Given problem
Each entry that follows must be output without any deviation.

Data records
= = = = =

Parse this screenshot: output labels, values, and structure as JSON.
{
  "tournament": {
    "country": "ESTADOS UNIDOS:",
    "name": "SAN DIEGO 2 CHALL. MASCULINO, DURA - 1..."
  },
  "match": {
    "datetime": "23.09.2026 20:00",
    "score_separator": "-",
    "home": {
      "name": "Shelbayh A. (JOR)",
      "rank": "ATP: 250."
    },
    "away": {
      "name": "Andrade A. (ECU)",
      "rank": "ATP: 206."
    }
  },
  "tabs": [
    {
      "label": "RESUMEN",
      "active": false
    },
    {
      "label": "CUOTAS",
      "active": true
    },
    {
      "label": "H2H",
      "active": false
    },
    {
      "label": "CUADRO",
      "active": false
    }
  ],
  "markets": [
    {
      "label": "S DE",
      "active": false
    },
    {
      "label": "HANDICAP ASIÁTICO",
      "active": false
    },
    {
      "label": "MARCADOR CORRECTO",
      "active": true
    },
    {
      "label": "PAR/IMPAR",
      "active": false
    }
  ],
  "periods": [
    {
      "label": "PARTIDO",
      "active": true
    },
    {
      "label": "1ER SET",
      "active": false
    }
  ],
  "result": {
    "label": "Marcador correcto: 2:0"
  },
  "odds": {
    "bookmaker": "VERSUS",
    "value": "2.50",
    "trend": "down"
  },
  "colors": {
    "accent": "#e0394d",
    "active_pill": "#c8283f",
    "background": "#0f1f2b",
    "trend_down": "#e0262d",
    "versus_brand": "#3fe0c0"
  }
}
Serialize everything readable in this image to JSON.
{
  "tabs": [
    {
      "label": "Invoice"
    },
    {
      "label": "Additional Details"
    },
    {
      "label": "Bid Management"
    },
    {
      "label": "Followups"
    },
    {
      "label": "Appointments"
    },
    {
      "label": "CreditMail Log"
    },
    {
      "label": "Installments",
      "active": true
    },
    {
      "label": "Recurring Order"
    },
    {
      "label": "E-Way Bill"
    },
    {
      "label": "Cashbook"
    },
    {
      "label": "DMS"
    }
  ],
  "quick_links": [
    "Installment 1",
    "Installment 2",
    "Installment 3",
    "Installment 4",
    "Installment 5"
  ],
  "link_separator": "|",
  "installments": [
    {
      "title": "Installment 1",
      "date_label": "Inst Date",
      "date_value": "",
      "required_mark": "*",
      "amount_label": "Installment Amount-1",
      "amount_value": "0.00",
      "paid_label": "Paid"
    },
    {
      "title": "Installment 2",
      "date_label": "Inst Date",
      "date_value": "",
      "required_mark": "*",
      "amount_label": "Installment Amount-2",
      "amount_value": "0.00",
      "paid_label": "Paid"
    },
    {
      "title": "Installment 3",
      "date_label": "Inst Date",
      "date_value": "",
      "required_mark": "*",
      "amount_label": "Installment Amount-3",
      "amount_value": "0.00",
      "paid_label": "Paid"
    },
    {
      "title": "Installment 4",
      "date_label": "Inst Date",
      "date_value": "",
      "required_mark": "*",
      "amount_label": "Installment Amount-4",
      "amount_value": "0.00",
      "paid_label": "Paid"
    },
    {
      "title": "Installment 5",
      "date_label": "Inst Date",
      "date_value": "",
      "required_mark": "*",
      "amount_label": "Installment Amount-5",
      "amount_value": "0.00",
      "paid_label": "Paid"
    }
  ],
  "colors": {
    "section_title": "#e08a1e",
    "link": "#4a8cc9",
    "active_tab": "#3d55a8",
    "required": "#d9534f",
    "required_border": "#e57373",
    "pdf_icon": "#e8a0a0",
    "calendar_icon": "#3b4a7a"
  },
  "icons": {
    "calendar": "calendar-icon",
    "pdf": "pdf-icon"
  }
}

= = = = =

Answer to this task
Parse this screenshot: output labels, values, and structure as JSON.
{
  "tournament": {
    "country": "ESTADOS UNIDOS:",
    "name": "SAN DIEGO 2 CHALL. MASCULINO, DURA - 1..."
  },
  "match": {
    "datetime": "23.09.2026 20:00",
    "score_separator": "-",
    "home": {
      "name": "Shelbayh A. (JOR)",
      "rank": "ATP: 250."
    },
    "away": {
      "name": "Andrade A. (ECU)",
      "rank": "ATP: 206."
    }
  },
  "tabs": [
    {
      "label": "RESUMEN",
      "active": false
    },
    {
      "label": "CUOTAS",
      "active": true
    },
    {
      "label": "H2H",
      "active": false
    },
    {
      "label": "CUADRO",
      "active": false
    }
  ],
  "markets": [
    {
      "label": "S DE",
      "active": false
    },
    {
      "label": "HANDICAP ASIÁTICO",
      "active": false
    },
    {
      "label": "MARCADOR CORRECTO",
      "active": true
    },
    {
      "label": "PAR/IMPAR",
      "active": false
    }
  ],
  "periods": [
    {
      "label": "PARTIDO",
      "active": true
    },
    {
      "label": "1ER SET",
      "active": false
    }
  ],
  "result": {
    "label": "Marcador correcto: 2:0"
  },
  "odds": {
    "bookmaker": "VERSUS",
    "value": "2.50",
    "trend": "down"
  },
  "colors": {
    "accent": "#e0394d",
    "active_pill": "#c8283f",
    "background": "#0f1f2b",
    "trend_down": "#e0262d",
    "versus_brand": "#3fe0c0"
  }
}
Serialize everything readable in this image to JSON.
{
  "tabs": [
    {
      "label": "Invoice"
    },
    {
      "label": "Additional Details"
    },
    {
      "label": "Bid Management"
    },
    {
      "label": "Followups"
    },
    {
      "label": "Appointments"
    },
    {
      "label": "CreditMail Log"
    },
    {
      "label": "Installments",
      "active": true
    },
    {
      "label": "Recurring Order"
    },
    {
      "label": "E-Way Bill"
    },
    {
      "label": "Cashbook"
    },
    {
      "label": "DMS"
    }
  ],
  "quick_links": [
    "Installment 1",
    "Installment 2",
    "Installment 3",
    "Installment 4",
    "Installment 5"
  ],
  "link_separator": "|",
  "installments": [
    {
      "title": "Installment 1",
      "date_label": "Inst Date",
      "date_value": "",
      "required_mark": "*",
      "amount_label": "Installment Amount-1",
      "amount_value": "0.00",
      "paid_label": "Paid"
    },
    {
      "title": "Installment 2",
      "date_label": "Inst Date",
      "date_value": "",
      "required_mark": "*",
      "amount_label": "Installment Amount-2",
      "amount_value": "0.00",
      "paid_label": "Paid"
    },
    {
      "title": "Installment 3",
      "date_label": "Inst Date",
      "date_value": "",
      "required_mark": "*",
      "amount_label": "Installment Amount-3",
      "amount_value": "0.00",
      "paid_label": "Paid"
    },
    {
      "title": "Installment 4",
      "date_label": "Inst Date",
      "date_value": "",
      "required_mark": "*",
      "amount_label": "Installment Amount-4",
      "amount_value": "0.00",
      "paid_label": "Paid"
    },
    {
      "title": "Installment 5",
      "date_label": "Inst Date",
      "date_value": "",
      "required_mark": "*",
      "amount_label": "Installment Amount-5",
      "amount_value": "0.00",
      "paid_label": "Paid"
    }
  ],
  "colors": {
    "section_title": "#e08a1e",
    "link": "#4a8cc9",
    "active_tab": "#3d55a8",
    "required": "#d9534f",
    "required_border": "#e57373",
    "pdf_icon": "#e8a0a0",
    "calendar_icon": "#3b4a7a"
  },
  "icons": {
    "calendar": "calendar-icon",
    "pdf": "pdf-icon"
  }
}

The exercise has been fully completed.